Stored dataset items:
········

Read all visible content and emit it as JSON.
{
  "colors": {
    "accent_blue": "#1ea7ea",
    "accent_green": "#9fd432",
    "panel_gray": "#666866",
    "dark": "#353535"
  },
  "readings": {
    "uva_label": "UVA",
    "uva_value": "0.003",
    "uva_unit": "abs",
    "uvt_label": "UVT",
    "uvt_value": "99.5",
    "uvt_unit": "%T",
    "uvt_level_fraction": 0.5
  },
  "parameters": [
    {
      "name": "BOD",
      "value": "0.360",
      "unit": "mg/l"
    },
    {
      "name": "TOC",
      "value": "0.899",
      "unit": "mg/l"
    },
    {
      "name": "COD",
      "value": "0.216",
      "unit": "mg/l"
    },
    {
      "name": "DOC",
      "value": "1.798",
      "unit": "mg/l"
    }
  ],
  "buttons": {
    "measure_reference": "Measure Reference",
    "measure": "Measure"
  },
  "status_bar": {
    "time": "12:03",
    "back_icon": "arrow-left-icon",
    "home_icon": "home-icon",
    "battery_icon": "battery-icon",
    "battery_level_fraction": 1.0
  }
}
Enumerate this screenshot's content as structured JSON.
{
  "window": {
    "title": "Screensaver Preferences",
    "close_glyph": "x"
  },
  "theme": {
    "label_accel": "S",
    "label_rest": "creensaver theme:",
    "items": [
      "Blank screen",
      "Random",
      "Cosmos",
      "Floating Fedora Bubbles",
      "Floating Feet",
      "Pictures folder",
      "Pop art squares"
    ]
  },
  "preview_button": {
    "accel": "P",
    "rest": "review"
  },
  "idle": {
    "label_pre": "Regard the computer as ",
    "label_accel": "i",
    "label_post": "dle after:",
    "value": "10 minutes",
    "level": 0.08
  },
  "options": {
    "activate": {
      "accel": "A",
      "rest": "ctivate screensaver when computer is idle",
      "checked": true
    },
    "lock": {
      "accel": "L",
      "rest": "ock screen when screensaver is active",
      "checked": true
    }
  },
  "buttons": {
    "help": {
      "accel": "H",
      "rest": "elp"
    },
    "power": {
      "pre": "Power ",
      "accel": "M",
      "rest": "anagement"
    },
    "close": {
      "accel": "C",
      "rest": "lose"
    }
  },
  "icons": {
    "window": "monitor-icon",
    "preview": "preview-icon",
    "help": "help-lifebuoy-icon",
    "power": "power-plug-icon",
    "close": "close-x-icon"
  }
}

········

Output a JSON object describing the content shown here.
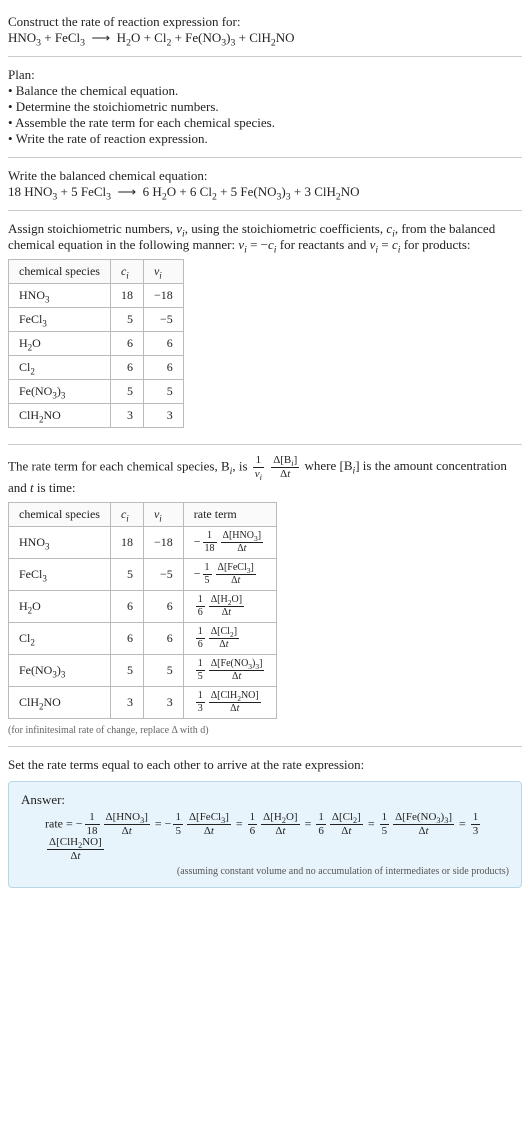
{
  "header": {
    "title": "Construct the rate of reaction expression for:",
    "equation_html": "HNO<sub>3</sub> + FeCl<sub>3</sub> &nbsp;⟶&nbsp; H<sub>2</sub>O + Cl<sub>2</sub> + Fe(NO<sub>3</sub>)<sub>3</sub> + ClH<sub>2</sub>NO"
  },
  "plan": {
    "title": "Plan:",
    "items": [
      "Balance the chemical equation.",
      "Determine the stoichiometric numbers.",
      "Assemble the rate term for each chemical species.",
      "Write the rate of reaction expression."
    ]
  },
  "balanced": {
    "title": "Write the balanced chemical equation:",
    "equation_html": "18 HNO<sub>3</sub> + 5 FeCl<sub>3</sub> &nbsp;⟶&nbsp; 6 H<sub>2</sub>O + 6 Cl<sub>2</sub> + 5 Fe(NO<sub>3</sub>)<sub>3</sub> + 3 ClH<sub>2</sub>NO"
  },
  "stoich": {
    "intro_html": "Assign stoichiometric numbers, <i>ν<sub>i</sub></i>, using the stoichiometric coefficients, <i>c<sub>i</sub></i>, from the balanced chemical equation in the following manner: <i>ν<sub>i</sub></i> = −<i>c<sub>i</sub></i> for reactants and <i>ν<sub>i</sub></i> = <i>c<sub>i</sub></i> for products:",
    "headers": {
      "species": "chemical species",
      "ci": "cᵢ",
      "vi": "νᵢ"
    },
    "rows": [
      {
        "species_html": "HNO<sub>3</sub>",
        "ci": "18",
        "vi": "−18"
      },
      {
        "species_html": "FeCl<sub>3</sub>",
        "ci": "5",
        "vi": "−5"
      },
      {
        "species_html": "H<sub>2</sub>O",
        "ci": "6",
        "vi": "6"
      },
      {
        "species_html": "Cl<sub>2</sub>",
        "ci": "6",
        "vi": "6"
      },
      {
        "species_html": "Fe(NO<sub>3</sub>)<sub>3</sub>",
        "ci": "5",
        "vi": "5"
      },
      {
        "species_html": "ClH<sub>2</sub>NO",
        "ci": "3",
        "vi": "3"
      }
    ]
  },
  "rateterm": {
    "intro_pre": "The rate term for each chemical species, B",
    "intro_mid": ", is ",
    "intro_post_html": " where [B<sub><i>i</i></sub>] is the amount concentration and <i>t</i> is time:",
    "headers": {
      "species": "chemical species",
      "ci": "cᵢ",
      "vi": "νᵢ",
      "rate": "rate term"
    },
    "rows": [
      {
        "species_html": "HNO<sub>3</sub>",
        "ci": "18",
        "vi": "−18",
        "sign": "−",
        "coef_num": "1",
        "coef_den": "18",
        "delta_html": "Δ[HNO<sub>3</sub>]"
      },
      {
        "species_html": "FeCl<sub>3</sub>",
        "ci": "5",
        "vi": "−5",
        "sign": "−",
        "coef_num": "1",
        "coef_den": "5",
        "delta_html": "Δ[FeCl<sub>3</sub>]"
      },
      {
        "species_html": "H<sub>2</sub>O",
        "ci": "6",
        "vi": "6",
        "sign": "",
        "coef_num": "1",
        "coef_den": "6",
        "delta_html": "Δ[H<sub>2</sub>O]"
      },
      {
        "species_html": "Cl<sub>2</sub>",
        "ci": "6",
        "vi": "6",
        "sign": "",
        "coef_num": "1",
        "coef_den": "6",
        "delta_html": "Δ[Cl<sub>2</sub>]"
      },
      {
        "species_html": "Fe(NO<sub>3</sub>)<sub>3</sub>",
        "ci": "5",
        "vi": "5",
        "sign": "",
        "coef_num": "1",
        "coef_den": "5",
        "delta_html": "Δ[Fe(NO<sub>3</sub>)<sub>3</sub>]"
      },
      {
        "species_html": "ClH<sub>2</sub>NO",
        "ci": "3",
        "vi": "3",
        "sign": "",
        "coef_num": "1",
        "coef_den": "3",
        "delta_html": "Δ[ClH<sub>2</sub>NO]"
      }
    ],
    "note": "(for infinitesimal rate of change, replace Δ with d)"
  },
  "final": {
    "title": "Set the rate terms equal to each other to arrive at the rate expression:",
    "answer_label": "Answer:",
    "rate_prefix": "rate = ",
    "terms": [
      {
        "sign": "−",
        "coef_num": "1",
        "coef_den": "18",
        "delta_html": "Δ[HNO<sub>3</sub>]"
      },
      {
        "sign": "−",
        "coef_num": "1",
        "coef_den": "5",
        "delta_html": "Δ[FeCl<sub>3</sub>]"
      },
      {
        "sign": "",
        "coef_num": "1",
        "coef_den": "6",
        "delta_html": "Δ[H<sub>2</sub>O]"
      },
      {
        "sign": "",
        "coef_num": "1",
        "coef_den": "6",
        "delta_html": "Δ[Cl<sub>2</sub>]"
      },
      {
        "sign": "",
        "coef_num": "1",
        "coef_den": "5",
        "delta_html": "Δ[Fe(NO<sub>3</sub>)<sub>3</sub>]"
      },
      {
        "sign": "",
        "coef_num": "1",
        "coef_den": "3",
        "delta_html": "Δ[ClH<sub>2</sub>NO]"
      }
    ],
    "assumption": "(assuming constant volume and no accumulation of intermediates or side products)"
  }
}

········

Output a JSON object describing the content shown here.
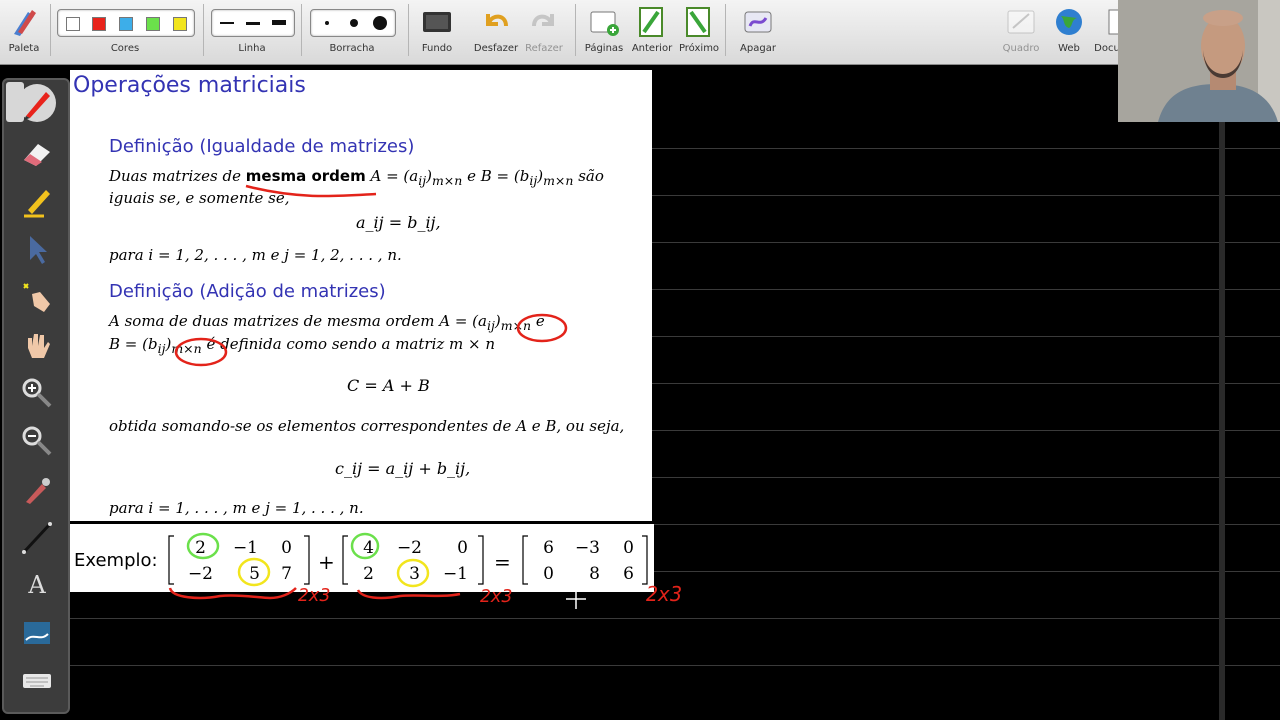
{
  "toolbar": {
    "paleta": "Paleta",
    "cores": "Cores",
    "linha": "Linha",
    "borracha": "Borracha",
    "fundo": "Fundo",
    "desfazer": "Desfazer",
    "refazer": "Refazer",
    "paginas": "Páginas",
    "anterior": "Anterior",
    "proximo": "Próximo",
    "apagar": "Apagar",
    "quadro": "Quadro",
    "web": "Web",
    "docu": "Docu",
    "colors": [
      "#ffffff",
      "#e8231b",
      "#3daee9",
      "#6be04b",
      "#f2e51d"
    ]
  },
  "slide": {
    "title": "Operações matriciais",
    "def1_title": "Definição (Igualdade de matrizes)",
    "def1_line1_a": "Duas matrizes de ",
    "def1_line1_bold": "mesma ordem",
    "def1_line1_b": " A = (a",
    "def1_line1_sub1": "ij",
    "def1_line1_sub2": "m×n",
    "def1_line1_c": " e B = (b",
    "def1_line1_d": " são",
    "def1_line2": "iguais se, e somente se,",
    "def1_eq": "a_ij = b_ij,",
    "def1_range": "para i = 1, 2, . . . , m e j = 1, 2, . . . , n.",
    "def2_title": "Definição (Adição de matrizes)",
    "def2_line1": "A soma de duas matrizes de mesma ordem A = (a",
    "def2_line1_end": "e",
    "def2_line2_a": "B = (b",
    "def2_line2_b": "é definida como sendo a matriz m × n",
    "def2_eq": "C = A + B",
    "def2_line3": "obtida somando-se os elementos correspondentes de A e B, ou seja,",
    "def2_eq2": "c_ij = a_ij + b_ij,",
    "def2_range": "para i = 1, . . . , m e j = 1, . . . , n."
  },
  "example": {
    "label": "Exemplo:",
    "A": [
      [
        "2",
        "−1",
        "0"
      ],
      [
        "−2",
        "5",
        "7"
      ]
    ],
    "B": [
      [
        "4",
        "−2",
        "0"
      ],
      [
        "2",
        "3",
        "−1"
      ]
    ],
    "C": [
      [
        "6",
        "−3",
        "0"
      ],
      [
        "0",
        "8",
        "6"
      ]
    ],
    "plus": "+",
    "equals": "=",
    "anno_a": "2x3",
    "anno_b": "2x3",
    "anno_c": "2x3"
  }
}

········

**Exercise**
Only lines that contain the word "mesma" are wanted; copy each of them.

**Completed exercise**
    "def1_line1_bold": "mesma ordem",
    "def2_line1": "A soma de duas matrizes de mesma ordem A = (a",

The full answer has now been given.